▶ **THE TASK**
Read the entries below and pull out each line with the string "date".

====== EXTRACTED MATERIAL

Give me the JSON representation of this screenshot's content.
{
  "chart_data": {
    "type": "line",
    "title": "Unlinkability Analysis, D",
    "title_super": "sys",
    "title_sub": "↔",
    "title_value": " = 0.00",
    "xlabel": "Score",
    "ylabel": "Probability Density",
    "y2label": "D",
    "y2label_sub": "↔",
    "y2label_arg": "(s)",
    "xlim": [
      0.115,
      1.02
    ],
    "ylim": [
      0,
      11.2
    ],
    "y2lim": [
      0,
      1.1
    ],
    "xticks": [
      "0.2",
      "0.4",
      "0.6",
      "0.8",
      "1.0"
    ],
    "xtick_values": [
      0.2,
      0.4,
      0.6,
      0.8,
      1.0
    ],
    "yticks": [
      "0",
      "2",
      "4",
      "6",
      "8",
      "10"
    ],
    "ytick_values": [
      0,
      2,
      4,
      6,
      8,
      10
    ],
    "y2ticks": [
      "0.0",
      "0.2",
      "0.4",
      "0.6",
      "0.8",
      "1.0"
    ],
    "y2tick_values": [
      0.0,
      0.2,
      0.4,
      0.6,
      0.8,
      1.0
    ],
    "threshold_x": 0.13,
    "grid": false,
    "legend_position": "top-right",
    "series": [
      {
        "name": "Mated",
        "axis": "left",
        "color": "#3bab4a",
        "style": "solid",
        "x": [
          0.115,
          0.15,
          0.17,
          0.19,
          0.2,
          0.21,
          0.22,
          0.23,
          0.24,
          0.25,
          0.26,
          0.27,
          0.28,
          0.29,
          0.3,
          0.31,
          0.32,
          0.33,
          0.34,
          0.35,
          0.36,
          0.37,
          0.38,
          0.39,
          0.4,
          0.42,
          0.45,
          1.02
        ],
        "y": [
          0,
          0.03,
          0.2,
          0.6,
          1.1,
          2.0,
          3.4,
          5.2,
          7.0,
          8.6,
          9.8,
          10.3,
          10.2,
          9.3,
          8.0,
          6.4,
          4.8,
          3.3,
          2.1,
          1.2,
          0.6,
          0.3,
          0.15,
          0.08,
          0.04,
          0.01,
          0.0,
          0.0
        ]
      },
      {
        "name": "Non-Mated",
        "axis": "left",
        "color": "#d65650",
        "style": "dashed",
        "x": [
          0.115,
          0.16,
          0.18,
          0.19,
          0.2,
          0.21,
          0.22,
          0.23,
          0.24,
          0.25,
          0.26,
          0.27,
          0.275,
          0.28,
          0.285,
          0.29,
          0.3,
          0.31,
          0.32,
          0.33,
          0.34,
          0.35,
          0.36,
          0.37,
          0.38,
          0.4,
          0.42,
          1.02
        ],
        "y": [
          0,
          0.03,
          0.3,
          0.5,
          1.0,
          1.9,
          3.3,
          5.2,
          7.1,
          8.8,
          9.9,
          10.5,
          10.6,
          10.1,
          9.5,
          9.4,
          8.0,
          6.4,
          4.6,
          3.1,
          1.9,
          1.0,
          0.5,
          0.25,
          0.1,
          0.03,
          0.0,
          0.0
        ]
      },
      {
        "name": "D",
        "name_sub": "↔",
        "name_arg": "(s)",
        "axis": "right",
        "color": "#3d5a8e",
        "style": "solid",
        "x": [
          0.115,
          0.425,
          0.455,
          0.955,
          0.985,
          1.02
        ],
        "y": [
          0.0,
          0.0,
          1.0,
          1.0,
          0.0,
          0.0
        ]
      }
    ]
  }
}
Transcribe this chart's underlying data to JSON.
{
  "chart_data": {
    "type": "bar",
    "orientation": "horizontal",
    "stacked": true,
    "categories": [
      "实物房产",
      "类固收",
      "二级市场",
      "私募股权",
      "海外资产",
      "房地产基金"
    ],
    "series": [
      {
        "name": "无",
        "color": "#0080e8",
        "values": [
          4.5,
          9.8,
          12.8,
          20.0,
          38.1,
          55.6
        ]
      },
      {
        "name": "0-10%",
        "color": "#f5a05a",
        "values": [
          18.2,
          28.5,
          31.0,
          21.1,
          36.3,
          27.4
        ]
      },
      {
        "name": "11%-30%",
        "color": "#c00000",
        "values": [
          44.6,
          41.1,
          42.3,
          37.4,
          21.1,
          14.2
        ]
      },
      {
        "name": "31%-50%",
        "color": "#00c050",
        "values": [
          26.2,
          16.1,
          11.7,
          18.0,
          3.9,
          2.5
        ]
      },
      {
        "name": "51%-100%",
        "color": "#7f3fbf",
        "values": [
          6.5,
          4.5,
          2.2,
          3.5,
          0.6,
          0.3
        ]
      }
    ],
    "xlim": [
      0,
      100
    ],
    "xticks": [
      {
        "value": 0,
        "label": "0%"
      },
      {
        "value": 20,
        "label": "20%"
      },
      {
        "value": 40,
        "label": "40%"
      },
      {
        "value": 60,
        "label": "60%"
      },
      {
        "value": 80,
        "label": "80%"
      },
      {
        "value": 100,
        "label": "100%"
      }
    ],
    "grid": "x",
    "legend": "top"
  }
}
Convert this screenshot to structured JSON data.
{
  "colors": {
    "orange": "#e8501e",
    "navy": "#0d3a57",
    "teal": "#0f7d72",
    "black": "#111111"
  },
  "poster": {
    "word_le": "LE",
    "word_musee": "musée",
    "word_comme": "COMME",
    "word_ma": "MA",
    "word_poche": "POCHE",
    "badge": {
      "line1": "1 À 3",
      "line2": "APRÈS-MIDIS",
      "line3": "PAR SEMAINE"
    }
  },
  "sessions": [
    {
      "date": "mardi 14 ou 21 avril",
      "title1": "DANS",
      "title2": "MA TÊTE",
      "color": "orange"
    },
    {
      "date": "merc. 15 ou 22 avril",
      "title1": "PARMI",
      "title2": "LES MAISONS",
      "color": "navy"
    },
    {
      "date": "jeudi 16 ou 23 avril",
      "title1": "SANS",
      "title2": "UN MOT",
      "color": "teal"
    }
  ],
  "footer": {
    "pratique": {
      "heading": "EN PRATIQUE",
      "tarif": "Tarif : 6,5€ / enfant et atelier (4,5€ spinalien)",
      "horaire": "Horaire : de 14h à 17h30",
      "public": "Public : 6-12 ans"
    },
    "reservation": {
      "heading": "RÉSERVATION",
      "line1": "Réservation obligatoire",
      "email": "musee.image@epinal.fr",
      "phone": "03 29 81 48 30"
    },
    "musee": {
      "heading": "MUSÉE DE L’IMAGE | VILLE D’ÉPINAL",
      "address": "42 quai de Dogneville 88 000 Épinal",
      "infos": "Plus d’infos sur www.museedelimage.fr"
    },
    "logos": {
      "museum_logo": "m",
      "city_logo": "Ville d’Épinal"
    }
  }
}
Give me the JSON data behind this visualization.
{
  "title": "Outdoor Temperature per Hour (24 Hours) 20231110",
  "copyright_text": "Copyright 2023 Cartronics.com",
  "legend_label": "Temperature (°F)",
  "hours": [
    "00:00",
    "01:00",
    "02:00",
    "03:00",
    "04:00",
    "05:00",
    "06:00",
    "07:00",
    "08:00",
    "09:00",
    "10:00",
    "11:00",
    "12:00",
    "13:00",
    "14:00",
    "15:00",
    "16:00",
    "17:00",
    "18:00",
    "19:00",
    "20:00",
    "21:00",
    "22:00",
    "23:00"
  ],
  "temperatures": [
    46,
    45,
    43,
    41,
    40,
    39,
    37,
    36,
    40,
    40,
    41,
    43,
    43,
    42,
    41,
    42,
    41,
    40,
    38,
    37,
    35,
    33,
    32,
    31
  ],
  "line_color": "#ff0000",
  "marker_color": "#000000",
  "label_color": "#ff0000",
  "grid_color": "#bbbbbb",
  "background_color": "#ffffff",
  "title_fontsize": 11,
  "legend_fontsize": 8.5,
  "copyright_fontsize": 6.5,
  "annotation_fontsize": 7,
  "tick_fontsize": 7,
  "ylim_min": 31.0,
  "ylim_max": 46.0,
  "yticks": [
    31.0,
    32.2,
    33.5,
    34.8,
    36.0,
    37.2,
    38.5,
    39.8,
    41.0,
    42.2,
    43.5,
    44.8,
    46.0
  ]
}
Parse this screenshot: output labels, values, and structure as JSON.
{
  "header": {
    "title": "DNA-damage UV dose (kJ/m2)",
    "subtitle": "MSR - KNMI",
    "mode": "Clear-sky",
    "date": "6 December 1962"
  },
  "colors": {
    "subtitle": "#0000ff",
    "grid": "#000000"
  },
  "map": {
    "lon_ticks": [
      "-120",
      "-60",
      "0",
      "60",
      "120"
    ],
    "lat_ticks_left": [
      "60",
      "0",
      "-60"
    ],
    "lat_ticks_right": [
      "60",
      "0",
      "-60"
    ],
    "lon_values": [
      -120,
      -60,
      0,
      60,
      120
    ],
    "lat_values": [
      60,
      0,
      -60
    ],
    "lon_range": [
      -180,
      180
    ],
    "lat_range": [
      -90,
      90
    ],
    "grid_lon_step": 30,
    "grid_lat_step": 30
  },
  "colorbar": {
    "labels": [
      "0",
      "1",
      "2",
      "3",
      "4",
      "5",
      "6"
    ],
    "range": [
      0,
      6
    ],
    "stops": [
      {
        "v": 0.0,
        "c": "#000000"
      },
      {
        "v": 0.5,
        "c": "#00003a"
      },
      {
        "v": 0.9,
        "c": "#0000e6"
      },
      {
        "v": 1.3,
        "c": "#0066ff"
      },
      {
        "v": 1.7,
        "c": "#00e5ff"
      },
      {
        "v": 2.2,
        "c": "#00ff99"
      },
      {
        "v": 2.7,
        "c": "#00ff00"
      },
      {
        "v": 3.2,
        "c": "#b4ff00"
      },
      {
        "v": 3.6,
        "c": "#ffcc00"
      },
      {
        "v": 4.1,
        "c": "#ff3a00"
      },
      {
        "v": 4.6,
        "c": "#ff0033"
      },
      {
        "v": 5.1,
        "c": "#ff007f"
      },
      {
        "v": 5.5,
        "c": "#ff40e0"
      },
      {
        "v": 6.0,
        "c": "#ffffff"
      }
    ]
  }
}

============

▶ **ANSWER BELOW**
      "date": "mardi 14 ou 21 avril",
      "date": "merc. 15 ou 22 avril",
      "date": "jeudi 16 ou 23 avril",
    "date": "6 December 1962"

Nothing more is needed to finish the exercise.